**Supplied information**
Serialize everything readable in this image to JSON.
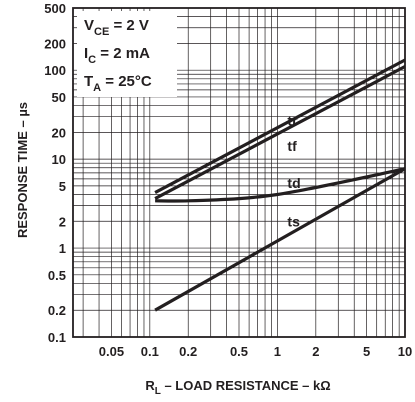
{
  "chart_data": {
    "type": "line",
    "title": "",
    "xlabel": {
      "main": "R",
      "sub": "L",
      "rest": " – LOAD RESISTANCE – kΩ"
    },
    "ylabel": "RESPONSE TIME – µs",
    "xscale": "log",
    "yscale": "log",
    "xlim": [
      0.025,
      10
    ],
    "ylim": [
      0.1,
      500
    ],
    "grid": true,
    "x_ticks": [
      {
        "value": 0.05,
        "label": "0.05"
      },
      {
        "value": 0.1,
        "label": "0.1"
      },
      {
        "value": 0.2,
        "label": "0.2"
      },
      {
        "value": 0.5,
        "label": "0.5"
      },
      {
        "value": 1,
        "label": "1"
      },
      {
        "value": 2,
        "label": "2"
      },
      {
        "value": 5,
        "label": "5"
      },
      {
        "value": 10,
        "label": "10"
      }
    ],
    "y_ticks": [
      {
        "value": 0.1,
        "label": "0.1"
      },
      {
        "value": 0.2,
        "label": "0.2"
      },
      {
        "value": 0.5,
        "label": "0.5"
      },
      {
        "value": 1,
        "label": "1"
      },
      {
        "value": 2,
        "label": "2"
      },
      {
        "value": 5,
        "label": "5"
      },
      {
        "value": 10,
        "label": "10"
      },
      {
        "value": 20,
        "label": "20"
      },
      {
        "value": 50,
        "label": "50"
      },
      {
        "value": 100,
        "label": "100"
      },
      {
        "value": 200,
        "label": "200"
      },
      {
        "value": 500,
        "label": "500"
      }
    ],
    "conditions": [
      {
        "main": "V",
        "sub": "CE",
        "rest": " = 2 V"
      },
      {
        "main": "I",
        "sub": "C",
        "rest": " = 2 mA"
      },
      {
        "main": "T",
        "sub": "A",
        "rest": " = 25°C"
      }
    ],
    "series": [
      {
        "name": "tr",
        "label_at": [
          1.0,
          27
        ],
        "x": [
          0.11,
          10
        ],
        "y": [
          4.2,
          130
        ]
      },
      {
        "name": "tf",
        "label_at": [
          1.0,
          14
        ],
        "x": [
          0.11,
          10
        ],
        "y": [
          3.6,
          110
        ]
      },
      {
        "name": "td",
        "label_at": [
          1.0,
          5.4
        ],
        "x": [
          0.11,
          0.2,
          0.5,
          1,
          2,
          5,
          10
        ],
        "y": [
          3.4,
          3.4,
          3.6,
          4.0,
          4.8,
          6.3,
          7.8
        ]
      },
      {
        "name": "ts",
        "label_at": [
          1.0,
          2.0
        ],
        "x": [
          0.11,
          10
        ],
        "y": [
          0.2,
          7.8
        ]
      }
    ]
  }
}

**Stated goal**
In the listing above, find each line with the word "rest" and copy it.

**Solution for this exercise**
      "rest": " – LOAD RESISTANCE – kΩ"
        "rest": " = 2 V"
        "rest": " = 2 mA"
        "rest": " = 25°C"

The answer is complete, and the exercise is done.